-------- TEXTAUSSCHNITT

Beitrag vom 20.10.2021

NZZ

Der Fall von Chief Erics Imperium: Einst hoffte ein Volk im Nigerdelta, Öl würde es reich machen – nun hofft es auf europäische Richter

Doch Hoffnung war bisher vergebens in Ogoniland – denn da ist der Nigeria-Faktor.

Samuel Misteli (Text)

Wenn Chief Eric Dooh hierherkommt, in sein Dorf, das auf Landkarten nicht mehr verzeichnet ist, schluckt er Tabletten, um besser atmen zu können. Er fährt dann vor, in seinem alten Mercedes, dessen Stern schief steht, und stoppt den Wagen neben einem 200 Meter breiten Streifen, der giftig riecht und giftig glänzt. Der Streifen war einmal ein Fluss, voll mit Mangroven; man habe das andere Ufer nicht sehen können, sagt Chief Eric.

Doch das Öl hat die Mangroven gefressen, ein paar Äste und Strünke liegen verstreut wie Skelette. Dazwischen huschen Krabben, Ölschwaden treiben in Pfützen. Auch vom Dorf ist wenig geblieben: ein paar Ruinen, die langsam von der Vegetation verschlungen werden, und ein paar Fische in verseuchten Teichen.

Chief Eric hat sein traditionelles Gewand übergezogen, der Bändel am Hut baumelt wütend, während der Chief durch das verlassene Dorf schreitet. «Das hier war ein Imperium», sagt er. Es war das Imperium seines Vaters: eine Bäckerei, eine Privatschule, eine Hühner- und eine Ziegenzucht, drei Fischteiche, mehr als siebzig Angestellte. «Der Mann war ein Schwerarbeiter», sagt der Chief über den Vater, «und er hatte Cash in rauen Mengen.»

Das Imperium hiess Goi, es hatte ein paar hundert Einwohner. Es fiel am 10. Oktober 2004, als eine Pipeline barst und während dreier Tage 24 000 Liter Öl in den Fluss goss. Sechs Jahre später stellten die Behörden ein Schild auf in Goi, darauf stand, was für alle zu sehen und zu riechen war: Die Gegend sei verschmutzt. Die Behörden wiesen die Bewohner an, wegzuziehen.

----------------
-------- DATENEINTRÄGE

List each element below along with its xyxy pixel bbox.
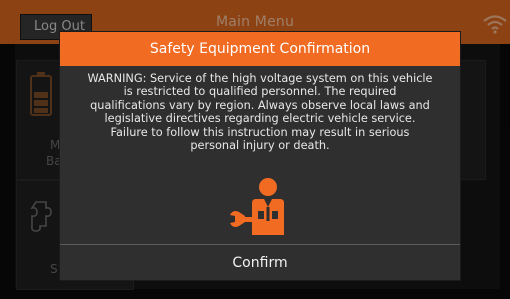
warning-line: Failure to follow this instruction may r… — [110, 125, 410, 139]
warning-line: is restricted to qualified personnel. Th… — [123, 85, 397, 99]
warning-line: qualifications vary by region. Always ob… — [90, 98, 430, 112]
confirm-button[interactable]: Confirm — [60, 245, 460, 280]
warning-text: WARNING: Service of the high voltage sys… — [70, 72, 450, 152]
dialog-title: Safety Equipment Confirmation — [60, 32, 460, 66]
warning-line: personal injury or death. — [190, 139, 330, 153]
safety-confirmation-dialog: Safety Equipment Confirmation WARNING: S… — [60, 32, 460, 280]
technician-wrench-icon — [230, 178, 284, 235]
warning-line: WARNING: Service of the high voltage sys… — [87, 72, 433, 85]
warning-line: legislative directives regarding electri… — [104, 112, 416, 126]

----------------

ZIELSETZUNG: Entnehmen Sie dem Textausschnitt über Ogoniland wortgetreu alles von „Wenn Chief Eric“ bis hinunter zu „in verseuchten Teichen.“. Die Daten sind eigenständiges Material und gehören nicht zum Textausschnitt.

ERGEBNIS:
Wenn Chief Eric Dooh hierherkommt, in sein Dorf, das auf Landkarten nicht mehr verzeichnet ist, schluckt er Tabletten, um besser atmen zu können. Er fährt dann vor, in seinem alten Mercedes, dessen Stern schief steht, und stoppt den Wagen neben einem 200 Meter breiten Streifen, der giftig riecht und giftig glänzt. Der Streifen war einmal ein Fluss, voll mit Mangroven; man habe das andere Ufer nicht sehen können, sagt Chief Eric.

Doch das Öl hat die Mangroven gefressen, ein paar Äste und Strünke liegen verstreut wie Skelette. Dazwischen huschen Krabben, Ölschwaden treiben in Pfützen. Auch vom Dorf ist wenig geblieben: ein paar Ruinen, die langsam von der Vegetation verschlungen werden, und ein paar Fische in verseuchten Teichen.